DATA RECORDS =
>> Start

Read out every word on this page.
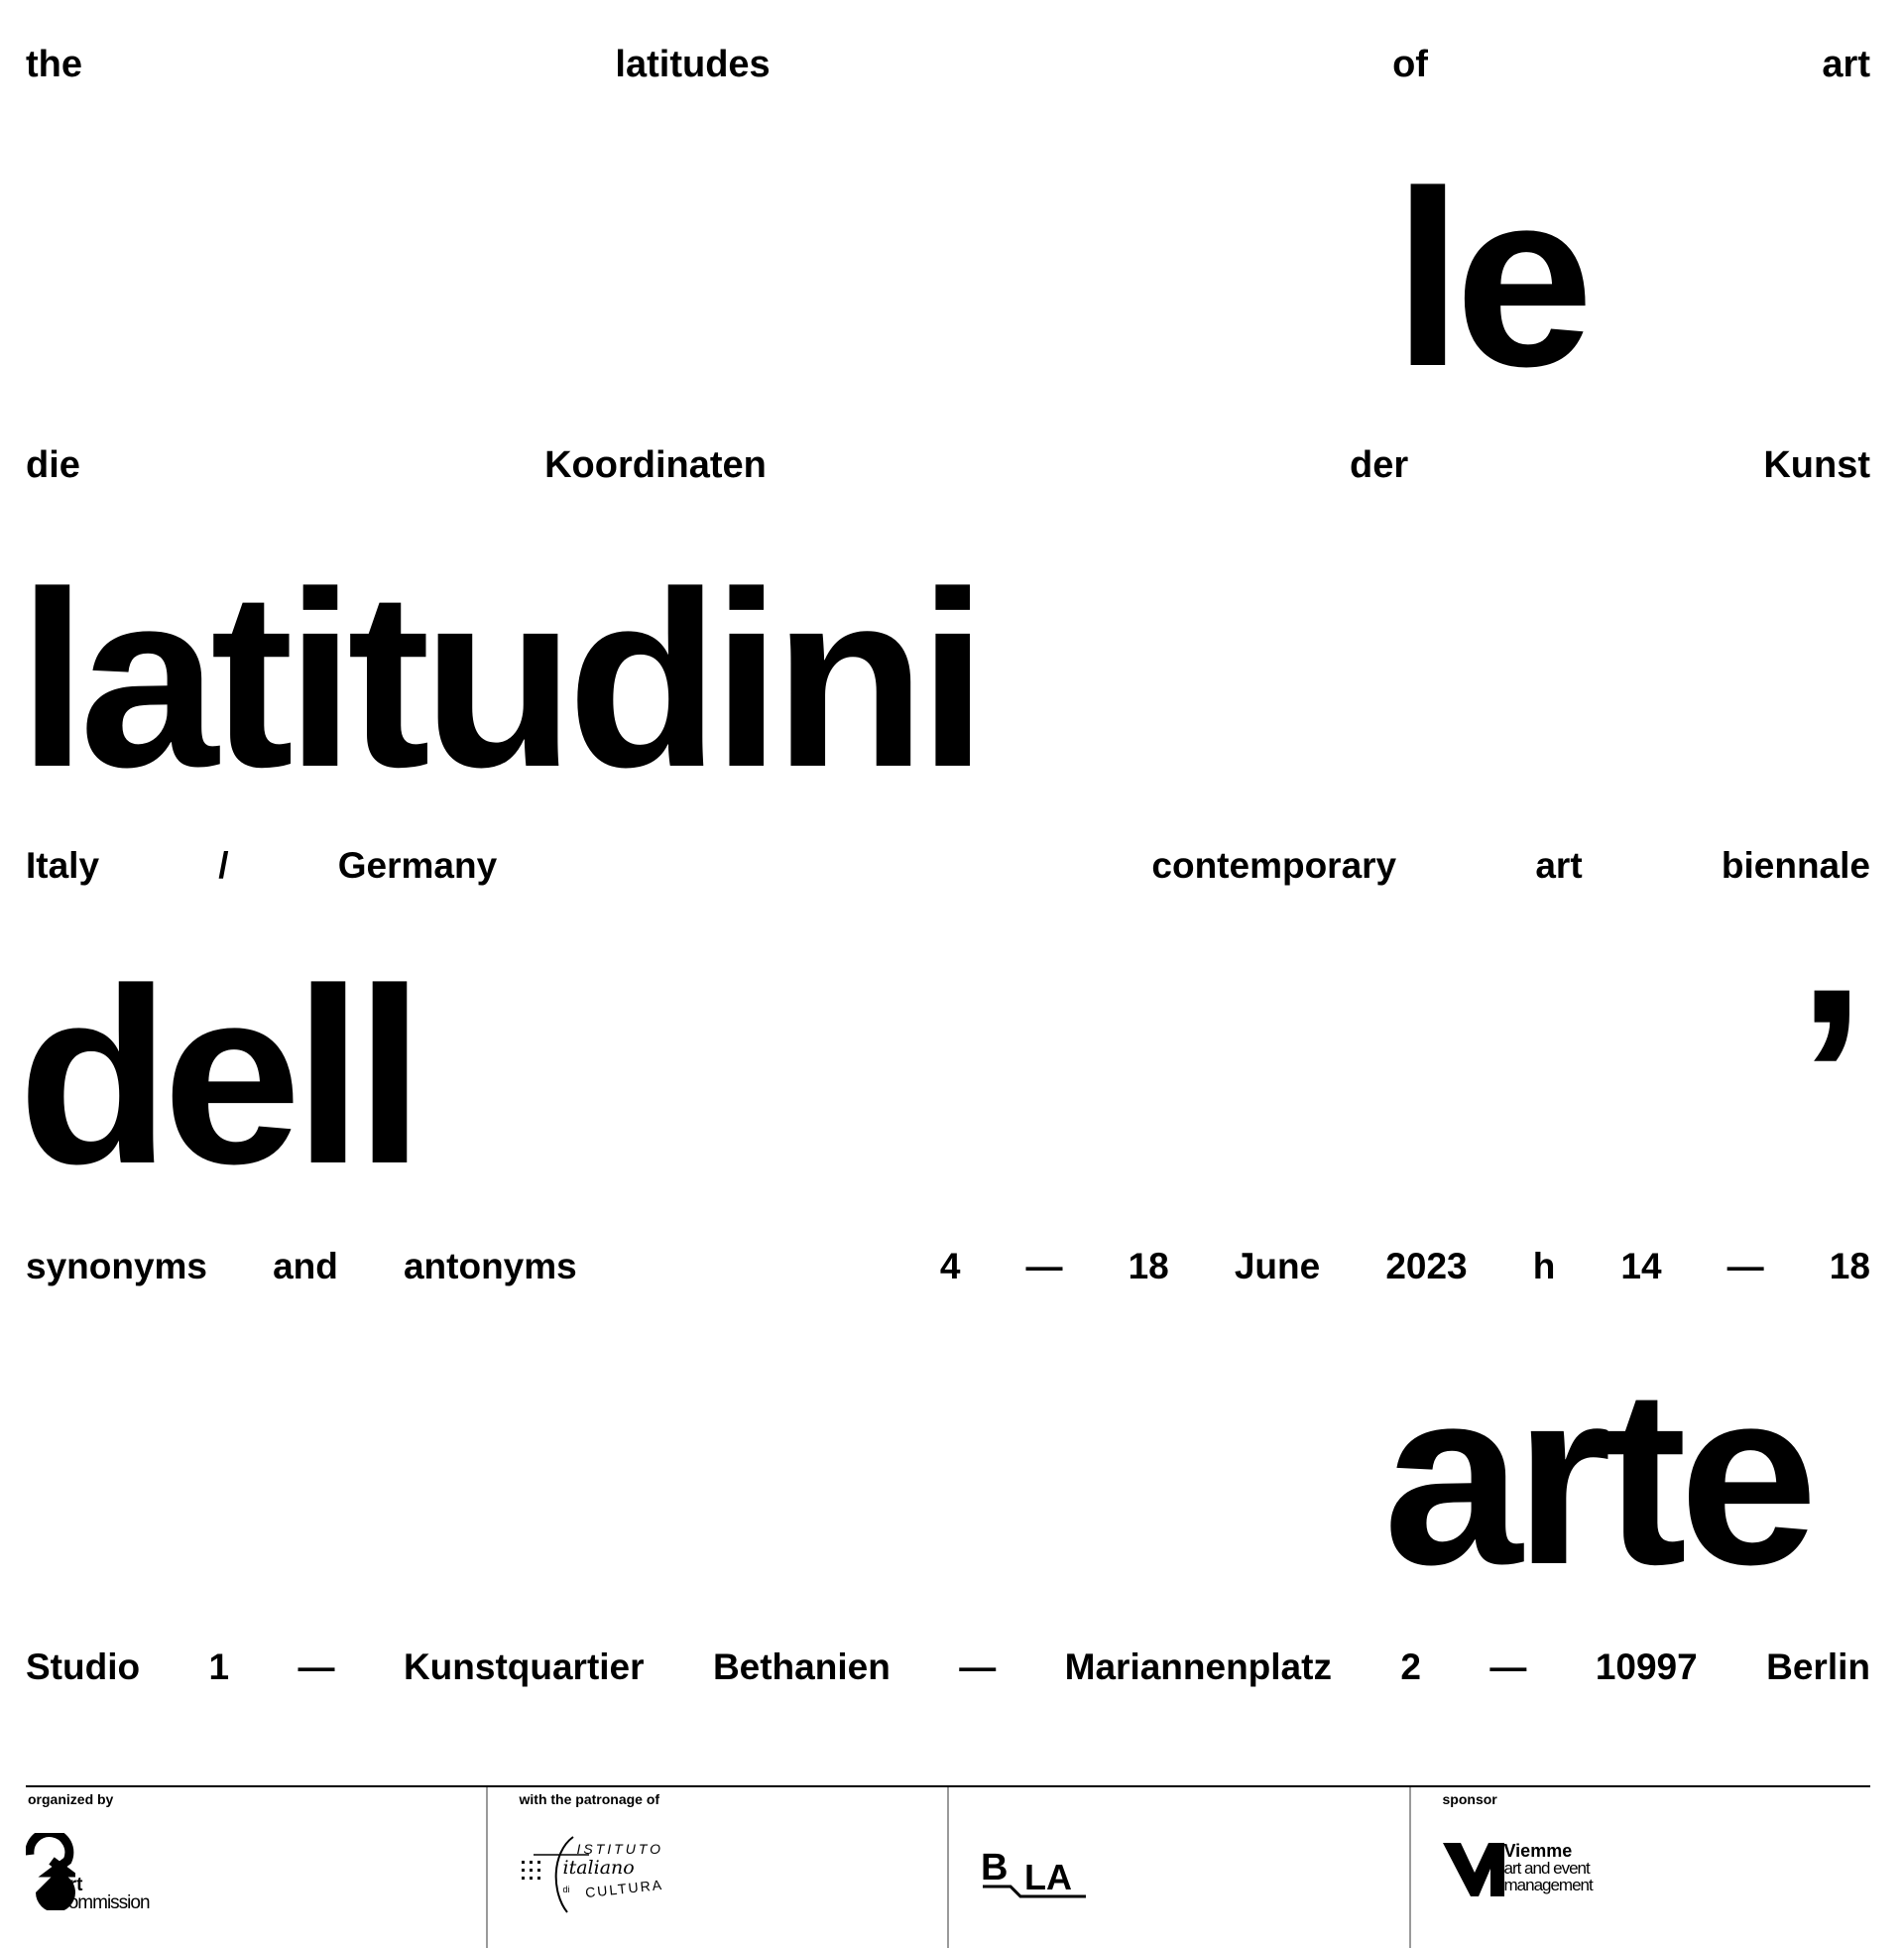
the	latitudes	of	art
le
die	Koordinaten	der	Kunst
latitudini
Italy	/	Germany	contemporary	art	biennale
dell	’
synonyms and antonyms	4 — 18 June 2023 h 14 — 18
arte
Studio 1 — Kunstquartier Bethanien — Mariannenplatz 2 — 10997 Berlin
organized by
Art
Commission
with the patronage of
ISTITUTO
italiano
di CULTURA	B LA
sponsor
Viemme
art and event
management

>> End

PROBLEM STATEMENT =
Print every entry above again without changing a word, and omit the pictures.

ANSWER BELOW =
Read out every word on this page.
the	latitudes	of	art
le
die	Koordinaten	der	Kunst
latitudini
Italy	/	Germany	contemporary	art	biennale
dell	’
synonyms and antonyms	4 — 18 June 2023 h 14 — 18
arte
Studio 1 — Kunstquartier Bethanien — Mariannenplatz 2 — 10997 Berlin
organized by
Art
Commission
with the patronage of
ISTITUTO
italiano
di CULTURA	B LA
sponsor
Viemme
art and event
management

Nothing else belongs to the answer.